* _Problem to solve_:
Copy out each line that mentions the word "shortcut".

——————————

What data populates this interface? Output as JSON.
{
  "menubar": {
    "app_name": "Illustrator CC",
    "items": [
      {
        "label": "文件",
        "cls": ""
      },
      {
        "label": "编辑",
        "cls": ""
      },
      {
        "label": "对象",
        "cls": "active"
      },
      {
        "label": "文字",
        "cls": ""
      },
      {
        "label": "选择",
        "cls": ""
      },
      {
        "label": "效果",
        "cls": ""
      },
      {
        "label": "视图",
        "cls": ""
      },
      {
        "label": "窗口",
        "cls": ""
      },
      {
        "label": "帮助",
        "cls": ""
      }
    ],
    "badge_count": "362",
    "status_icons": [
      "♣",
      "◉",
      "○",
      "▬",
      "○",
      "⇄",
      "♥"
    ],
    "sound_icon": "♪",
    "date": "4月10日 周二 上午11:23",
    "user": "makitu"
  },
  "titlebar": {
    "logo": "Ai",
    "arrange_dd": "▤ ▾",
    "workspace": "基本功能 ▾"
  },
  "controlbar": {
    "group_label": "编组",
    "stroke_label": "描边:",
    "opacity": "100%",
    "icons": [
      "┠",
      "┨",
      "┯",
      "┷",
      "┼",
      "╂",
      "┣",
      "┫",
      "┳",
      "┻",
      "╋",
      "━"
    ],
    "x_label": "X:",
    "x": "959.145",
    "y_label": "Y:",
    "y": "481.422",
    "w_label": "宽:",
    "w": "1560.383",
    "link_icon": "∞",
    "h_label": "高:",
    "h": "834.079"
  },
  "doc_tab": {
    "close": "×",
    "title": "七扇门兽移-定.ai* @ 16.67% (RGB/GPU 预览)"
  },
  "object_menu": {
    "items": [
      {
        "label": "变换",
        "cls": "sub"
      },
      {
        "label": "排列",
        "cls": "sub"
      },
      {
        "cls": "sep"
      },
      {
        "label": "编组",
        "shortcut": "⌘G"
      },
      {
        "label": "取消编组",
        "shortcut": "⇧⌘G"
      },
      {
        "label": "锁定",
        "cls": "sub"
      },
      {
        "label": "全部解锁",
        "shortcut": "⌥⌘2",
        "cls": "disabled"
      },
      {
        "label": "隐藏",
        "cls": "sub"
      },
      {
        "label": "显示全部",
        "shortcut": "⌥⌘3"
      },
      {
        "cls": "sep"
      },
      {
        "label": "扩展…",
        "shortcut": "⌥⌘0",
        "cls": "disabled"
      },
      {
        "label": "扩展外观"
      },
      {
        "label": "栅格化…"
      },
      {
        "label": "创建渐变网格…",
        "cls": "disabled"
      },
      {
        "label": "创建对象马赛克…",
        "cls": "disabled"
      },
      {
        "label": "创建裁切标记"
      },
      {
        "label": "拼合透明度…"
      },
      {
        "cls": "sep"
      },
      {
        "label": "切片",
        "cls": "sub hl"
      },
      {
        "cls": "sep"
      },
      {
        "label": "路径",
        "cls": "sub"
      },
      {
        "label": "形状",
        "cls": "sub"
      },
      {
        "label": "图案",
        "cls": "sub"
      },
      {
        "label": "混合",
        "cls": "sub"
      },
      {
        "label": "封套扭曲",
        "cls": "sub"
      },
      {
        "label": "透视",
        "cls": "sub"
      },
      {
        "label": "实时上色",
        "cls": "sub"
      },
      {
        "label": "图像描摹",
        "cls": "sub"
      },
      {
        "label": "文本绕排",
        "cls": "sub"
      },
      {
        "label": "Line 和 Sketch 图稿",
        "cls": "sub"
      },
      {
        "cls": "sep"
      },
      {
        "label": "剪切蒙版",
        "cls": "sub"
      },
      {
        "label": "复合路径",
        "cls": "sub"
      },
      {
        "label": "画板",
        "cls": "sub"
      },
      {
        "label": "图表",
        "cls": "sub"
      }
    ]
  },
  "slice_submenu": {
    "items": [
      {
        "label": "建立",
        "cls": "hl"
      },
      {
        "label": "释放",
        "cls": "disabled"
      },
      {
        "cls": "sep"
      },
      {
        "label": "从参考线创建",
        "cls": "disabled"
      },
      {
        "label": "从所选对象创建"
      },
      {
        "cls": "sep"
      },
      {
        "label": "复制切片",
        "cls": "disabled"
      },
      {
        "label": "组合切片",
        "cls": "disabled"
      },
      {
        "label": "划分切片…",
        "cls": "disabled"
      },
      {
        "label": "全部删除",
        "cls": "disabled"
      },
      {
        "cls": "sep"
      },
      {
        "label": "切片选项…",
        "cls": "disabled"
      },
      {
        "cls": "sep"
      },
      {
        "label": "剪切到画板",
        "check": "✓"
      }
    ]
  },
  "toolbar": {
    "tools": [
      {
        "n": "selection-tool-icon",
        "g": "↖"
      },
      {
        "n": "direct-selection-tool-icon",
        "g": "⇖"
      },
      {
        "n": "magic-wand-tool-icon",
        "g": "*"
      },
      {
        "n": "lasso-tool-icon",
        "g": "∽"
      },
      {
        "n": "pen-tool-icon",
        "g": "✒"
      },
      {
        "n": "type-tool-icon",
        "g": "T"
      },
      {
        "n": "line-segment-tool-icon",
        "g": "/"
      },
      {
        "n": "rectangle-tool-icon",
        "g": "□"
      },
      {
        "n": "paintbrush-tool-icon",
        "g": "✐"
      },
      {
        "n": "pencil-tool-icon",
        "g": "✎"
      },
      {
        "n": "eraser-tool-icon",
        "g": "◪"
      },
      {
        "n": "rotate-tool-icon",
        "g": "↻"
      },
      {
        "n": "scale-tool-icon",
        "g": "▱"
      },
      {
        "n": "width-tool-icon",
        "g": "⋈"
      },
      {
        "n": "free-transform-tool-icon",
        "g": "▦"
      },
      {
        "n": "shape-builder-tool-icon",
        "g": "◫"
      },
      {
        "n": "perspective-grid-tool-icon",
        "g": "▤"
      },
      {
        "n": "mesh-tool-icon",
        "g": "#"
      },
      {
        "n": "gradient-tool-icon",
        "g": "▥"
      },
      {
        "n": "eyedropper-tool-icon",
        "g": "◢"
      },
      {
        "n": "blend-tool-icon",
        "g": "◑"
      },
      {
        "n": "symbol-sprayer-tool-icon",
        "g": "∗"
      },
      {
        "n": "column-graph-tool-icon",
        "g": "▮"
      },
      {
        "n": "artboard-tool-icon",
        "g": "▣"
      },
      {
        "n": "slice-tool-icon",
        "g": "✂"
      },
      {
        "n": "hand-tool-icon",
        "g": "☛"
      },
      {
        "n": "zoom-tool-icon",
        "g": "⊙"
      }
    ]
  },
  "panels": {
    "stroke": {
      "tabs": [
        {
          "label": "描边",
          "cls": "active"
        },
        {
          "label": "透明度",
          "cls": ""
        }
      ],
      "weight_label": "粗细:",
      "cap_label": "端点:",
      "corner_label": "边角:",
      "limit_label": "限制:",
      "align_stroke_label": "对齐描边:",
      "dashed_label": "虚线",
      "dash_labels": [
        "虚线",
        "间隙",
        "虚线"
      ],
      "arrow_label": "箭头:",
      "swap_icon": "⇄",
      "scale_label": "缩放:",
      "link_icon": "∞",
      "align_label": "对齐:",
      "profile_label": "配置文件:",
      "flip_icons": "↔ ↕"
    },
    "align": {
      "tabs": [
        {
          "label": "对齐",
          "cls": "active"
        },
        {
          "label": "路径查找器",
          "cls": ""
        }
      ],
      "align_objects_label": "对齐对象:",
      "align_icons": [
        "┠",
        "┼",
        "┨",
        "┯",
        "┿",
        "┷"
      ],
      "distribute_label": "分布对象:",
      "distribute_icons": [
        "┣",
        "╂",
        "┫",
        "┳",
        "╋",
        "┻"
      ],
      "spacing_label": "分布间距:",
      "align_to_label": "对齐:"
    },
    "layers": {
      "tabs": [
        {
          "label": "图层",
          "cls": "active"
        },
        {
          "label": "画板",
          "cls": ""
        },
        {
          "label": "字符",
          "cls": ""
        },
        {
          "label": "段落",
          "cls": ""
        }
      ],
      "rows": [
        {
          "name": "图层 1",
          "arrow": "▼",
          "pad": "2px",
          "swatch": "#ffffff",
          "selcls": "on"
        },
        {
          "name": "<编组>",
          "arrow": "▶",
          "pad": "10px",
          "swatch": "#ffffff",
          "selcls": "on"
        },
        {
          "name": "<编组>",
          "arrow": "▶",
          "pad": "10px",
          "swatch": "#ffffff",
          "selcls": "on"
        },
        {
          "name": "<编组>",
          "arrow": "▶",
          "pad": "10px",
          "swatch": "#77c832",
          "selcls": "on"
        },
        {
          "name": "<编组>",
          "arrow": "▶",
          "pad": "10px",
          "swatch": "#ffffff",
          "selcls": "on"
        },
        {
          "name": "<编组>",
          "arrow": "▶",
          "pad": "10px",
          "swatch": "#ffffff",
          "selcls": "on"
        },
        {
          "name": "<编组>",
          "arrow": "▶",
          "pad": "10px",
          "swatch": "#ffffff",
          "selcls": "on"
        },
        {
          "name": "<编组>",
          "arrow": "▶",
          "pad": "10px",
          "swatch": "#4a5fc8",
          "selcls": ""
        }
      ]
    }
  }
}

——————————

* _The response_:
        "shortcut": "⌘G"
        "shortcut": "⇧⌘G"
        "shortcut": "⌥⌘2",
        "shortcut": "⌥⌘3"
        "shortcut": "⌥⌘0",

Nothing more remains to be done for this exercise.